* **Written request**:
Identify the line in which "Output the text content of this document." appears, then reproduce that line and all remaining lines of the records word for word.
* * * * * * *
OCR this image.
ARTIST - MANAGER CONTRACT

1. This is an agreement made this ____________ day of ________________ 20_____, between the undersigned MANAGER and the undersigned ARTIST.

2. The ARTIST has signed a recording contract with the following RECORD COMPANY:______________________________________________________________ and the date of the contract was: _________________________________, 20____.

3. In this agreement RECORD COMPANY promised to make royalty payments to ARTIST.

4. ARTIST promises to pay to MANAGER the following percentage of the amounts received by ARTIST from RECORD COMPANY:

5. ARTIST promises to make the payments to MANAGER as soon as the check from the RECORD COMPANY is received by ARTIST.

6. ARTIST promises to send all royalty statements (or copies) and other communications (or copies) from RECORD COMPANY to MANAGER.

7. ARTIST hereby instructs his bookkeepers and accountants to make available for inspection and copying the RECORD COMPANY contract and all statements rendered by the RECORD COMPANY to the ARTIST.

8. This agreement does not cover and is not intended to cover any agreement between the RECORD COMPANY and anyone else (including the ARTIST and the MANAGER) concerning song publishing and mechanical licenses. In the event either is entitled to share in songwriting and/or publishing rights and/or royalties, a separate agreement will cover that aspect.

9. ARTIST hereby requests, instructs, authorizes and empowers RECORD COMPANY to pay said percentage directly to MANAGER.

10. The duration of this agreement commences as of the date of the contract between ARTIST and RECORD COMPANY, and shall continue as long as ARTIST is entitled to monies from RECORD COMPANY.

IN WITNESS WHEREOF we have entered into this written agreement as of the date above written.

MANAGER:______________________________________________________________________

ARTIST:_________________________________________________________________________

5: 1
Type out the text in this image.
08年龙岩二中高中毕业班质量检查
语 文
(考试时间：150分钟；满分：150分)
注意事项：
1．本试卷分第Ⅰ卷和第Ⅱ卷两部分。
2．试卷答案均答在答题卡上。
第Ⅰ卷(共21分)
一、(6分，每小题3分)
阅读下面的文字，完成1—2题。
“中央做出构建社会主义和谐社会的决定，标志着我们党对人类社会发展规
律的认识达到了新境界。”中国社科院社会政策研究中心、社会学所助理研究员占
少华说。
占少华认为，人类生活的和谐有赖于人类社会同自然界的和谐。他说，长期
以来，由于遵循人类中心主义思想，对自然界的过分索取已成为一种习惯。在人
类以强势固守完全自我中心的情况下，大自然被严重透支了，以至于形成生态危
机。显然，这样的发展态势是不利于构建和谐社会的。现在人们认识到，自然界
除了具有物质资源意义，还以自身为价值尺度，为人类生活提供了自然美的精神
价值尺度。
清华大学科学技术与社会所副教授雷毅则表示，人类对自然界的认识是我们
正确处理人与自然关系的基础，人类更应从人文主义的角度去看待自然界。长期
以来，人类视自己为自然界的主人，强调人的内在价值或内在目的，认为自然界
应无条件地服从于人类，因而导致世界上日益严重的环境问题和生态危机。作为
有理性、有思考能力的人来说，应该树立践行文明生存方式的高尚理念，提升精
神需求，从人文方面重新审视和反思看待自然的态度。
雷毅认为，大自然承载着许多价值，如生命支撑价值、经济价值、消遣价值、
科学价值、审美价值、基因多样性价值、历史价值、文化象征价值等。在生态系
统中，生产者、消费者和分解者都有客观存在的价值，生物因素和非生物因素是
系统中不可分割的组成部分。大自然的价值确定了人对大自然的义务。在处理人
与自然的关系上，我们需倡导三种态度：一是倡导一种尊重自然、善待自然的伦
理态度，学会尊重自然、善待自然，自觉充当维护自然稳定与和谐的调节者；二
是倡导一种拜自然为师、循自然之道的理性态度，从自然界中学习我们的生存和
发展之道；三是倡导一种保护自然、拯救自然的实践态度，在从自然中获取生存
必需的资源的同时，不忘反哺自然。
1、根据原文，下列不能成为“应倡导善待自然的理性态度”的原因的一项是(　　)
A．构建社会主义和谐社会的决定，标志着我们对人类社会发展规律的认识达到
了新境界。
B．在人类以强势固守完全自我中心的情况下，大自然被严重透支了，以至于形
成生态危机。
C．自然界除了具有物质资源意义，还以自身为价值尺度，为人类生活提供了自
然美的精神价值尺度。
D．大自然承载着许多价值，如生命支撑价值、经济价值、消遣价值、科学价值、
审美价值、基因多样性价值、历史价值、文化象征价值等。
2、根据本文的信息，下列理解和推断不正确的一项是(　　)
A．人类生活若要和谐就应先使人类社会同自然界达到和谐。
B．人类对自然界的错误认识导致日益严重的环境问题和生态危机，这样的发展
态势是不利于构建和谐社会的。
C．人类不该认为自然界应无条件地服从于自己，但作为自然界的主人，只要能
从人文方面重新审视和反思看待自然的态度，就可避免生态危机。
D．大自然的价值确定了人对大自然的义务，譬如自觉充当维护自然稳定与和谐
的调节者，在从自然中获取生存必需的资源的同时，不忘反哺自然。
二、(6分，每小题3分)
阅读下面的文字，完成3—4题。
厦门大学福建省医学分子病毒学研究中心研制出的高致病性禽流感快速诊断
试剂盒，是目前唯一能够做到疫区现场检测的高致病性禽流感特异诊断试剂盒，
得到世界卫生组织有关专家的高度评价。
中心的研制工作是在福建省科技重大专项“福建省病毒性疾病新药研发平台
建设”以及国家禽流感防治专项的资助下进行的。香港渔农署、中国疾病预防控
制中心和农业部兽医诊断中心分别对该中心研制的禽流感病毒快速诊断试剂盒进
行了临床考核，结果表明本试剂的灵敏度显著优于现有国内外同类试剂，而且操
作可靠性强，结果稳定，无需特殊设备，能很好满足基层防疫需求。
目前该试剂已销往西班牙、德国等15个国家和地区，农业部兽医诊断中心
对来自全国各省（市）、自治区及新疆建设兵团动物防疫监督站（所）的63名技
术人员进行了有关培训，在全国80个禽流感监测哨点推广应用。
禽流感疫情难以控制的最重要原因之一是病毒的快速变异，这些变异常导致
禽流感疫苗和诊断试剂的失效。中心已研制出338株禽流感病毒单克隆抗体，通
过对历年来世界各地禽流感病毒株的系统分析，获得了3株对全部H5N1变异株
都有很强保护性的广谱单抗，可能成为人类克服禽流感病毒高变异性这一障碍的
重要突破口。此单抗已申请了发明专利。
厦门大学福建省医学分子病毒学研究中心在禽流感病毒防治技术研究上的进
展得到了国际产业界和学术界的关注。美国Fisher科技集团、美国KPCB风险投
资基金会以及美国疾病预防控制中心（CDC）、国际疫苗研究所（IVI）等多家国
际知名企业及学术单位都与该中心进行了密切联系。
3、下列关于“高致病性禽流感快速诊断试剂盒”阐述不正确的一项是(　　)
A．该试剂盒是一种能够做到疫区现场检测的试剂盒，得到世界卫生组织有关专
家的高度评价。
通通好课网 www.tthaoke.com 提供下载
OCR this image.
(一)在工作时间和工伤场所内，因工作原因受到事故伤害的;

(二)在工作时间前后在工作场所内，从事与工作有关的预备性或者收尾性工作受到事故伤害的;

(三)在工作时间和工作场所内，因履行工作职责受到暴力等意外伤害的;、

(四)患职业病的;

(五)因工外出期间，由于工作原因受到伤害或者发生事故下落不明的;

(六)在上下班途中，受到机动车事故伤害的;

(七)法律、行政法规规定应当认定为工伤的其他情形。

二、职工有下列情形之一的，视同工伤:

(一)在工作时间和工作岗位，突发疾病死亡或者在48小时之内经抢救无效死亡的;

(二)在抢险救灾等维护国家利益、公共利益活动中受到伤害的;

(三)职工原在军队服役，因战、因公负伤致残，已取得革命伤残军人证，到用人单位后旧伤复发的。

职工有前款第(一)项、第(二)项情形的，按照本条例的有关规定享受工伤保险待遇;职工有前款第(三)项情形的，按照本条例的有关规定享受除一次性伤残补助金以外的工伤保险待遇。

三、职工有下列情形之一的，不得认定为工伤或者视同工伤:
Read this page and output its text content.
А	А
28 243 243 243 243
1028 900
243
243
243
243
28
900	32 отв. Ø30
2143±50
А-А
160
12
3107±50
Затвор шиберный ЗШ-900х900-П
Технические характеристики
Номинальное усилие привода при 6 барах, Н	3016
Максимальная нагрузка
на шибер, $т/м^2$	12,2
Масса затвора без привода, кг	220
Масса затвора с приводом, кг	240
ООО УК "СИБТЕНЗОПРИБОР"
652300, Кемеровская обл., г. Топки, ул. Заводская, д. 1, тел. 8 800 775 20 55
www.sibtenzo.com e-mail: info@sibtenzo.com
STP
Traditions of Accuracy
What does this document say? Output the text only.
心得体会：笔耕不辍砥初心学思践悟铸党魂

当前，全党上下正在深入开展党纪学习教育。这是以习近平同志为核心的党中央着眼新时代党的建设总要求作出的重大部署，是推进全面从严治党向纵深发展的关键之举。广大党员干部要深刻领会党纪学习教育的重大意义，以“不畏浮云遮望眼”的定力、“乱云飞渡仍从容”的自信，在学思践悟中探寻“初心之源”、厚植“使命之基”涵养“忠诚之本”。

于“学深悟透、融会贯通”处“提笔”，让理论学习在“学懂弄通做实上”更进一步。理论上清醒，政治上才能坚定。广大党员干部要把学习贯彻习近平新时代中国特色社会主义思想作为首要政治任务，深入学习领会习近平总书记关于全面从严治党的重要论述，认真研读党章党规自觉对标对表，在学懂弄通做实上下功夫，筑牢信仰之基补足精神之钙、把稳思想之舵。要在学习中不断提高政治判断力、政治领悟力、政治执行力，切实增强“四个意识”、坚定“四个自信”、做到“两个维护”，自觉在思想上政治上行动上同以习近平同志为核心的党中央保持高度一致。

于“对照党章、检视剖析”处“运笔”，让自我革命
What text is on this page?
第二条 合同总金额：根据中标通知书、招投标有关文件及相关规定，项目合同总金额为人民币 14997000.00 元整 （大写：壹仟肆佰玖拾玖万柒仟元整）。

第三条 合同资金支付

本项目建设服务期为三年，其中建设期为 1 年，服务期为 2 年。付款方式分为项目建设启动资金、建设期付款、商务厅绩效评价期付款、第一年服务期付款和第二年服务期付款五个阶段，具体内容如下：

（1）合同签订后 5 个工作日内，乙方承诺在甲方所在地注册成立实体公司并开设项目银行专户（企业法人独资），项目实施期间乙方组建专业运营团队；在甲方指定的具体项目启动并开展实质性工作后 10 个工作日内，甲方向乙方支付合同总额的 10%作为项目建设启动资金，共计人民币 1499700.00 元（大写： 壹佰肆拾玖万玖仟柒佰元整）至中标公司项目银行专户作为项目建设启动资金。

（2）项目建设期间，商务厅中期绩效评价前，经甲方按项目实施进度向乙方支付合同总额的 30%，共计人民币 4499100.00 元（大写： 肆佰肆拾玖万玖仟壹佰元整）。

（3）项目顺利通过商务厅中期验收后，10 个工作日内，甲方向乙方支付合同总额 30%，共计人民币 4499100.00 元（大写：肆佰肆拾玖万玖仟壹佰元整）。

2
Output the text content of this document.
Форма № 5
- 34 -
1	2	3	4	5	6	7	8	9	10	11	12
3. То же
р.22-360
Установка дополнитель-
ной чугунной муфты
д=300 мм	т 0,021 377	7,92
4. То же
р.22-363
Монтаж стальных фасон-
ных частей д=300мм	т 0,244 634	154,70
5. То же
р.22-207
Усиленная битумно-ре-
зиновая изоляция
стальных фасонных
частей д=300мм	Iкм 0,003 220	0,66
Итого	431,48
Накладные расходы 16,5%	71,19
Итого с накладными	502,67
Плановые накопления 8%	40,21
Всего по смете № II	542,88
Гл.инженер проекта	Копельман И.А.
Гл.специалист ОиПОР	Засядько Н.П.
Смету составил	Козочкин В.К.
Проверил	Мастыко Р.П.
* * * * * * *
* **Result**:
Output the text content of this document.
Форма № 5
- 34 -
1	2	3	4	5	6	7	8	9	10	11	12
3. То же
р.22-360
Установка дополнитель-
ной чугунной муфты
д=300 мм	т 0,021 377	7,92
4. То же
р.22-363
Монтаж стальных фасон-
ных частей д=300мм	т 0,244 634	154,70
5. То же
р.22-207
Усиленная битумно-ре-
зиновая изоляция
стальных фасонных
частей д=300мм	Iкм 0,003 220	0,66
Итого	431,48
Накладные расходы 16,5%	71,19
Итого с накладными	502,67
Плановые накопления 8%	40,21
Всего по смете № II	542,88
Гл.инженер проекта	Копельман И.А.
Гл.специалист ОиПОР	Засядько Н.П.
Смету составил	Козочкин В.К.
Проверил	Мастыко Р.П.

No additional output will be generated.